* begin *

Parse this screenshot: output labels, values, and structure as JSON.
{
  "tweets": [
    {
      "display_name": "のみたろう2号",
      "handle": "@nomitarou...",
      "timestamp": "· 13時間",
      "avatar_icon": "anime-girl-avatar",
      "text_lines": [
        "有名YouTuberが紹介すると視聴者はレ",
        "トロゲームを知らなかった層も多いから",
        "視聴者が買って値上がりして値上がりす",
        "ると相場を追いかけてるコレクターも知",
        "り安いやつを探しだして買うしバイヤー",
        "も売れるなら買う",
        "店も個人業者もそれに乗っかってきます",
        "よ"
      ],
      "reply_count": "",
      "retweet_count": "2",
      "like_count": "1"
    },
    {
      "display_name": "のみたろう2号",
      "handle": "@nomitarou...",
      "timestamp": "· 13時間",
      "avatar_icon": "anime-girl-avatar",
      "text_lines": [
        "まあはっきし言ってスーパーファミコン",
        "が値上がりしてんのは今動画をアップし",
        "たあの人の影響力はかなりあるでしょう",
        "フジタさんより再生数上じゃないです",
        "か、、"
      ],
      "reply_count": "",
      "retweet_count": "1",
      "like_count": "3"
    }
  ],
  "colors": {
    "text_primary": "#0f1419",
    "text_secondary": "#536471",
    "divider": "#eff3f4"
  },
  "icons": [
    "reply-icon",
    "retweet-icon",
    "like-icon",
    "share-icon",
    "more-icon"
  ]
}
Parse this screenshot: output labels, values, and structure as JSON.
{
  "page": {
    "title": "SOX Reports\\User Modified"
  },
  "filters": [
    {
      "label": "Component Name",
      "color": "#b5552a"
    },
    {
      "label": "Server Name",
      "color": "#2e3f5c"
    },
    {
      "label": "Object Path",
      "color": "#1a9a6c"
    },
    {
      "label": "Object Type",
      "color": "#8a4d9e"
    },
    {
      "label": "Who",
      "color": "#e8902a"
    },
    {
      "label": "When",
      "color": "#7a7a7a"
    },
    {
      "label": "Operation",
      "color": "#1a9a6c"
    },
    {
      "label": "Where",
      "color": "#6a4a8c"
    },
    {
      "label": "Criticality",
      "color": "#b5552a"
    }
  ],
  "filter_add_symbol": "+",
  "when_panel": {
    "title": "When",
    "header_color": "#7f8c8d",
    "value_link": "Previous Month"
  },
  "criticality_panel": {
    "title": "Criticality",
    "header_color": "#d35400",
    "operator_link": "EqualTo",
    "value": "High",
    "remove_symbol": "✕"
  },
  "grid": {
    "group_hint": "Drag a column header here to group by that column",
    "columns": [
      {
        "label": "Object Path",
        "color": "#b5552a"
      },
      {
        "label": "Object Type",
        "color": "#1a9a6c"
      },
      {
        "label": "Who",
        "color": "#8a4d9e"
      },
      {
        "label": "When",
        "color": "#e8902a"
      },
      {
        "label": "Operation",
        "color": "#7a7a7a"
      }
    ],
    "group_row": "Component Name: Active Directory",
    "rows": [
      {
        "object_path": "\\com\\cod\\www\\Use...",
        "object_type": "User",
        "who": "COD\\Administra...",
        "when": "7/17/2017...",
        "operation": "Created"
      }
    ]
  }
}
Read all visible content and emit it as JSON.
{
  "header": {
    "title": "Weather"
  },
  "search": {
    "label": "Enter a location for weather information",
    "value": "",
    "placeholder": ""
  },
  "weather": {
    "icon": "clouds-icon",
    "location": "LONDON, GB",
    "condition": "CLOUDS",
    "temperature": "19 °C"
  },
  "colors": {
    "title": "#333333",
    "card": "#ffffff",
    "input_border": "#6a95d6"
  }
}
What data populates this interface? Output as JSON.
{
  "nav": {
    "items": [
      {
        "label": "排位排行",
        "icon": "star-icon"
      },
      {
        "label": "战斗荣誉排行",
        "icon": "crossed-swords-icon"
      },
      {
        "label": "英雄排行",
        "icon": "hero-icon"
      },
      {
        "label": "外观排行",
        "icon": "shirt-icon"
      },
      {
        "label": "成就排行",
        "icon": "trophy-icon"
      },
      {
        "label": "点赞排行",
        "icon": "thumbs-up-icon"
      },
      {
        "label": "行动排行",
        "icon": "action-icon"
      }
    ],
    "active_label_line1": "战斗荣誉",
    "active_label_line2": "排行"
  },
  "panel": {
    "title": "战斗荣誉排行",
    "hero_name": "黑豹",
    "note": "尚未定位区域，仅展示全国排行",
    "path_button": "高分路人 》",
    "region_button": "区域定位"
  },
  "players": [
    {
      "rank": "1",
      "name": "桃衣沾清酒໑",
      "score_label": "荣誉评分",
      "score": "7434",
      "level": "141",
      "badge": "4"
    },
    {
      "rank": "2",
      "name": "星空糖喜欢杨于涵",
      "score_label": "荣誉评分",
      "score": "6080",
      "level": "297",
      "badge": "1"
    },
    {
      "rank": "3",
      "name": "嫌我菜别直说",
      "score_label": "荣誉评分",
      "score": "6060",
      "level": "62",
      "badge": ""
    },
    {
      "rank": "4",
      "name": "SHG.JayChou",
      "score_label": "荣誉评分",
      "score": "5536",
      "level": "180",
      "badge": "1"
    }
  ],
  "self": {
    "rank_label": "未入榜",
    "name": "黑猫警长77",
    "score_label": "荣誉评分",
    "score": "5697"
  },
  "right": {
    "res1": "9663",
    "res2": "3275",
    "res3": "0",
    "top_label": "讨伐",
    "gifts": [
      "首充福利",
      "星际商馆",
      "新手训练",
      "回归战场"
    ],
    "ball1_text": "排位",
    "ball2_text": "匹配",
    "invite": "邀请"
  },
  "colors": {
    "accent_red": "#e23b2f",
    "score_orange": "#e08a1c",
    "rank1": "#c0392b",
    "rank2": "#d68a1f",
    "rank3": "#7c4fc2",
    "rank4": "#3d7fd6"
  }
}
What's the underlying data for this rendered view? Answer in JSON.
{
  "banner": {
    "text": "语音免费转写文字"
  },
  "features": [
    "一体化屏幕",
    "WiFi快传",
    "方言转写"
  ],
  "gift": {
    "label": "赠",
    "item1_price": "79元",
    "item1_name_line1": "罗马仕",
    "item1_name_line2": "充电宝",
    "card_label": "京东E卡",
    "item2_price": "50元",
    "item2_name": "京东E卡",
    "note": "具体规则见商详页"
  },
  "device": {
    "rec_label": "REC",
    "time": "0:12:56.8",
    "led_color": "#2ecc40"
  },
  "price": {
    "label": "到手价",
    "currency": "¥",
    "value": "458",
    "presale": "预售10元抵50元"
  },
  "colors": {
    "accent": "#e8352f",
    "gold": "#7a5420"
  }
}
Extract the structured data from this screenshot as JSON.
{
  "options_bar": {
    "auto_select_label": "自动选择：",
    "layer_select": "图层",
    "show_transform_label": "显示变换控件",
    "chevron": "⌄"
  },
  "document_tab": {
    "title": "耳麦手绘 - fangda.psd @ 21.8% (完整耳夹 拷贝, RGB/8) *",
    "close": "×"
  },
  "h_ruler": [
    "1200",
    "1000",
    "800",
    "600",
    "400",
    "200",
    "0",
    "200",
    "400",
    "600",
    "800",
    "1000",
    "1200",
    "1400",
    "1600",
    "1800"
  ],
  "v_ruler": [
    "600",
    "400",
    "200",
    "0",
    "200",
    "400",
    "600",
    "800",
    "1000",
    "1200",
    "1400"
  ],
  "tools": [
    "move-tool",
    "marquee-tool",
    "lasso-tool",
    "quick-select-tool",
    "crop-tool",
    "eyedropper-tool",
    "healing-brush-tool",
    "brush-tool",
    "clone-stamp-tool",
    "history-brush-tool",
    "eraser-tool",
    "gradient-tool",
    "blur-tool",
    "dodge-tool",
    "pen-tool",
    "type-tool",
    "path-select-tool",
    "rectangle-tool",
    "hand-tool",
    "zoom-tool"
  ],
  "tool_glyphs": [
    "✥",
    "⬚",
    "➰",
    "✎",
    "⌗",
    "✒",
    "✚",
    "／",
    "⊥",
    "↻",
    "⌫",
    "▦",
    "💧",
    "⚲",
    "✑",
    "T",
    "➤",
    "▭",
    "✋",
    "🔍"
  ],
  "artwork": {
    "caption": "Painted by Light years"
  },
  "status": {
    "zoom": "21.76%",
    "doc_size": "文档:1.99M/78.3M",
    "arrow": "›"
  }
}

* end *

## Problem to solve
Say how many lines of the material contain the word "title", with no other text.

## Reply to the task
7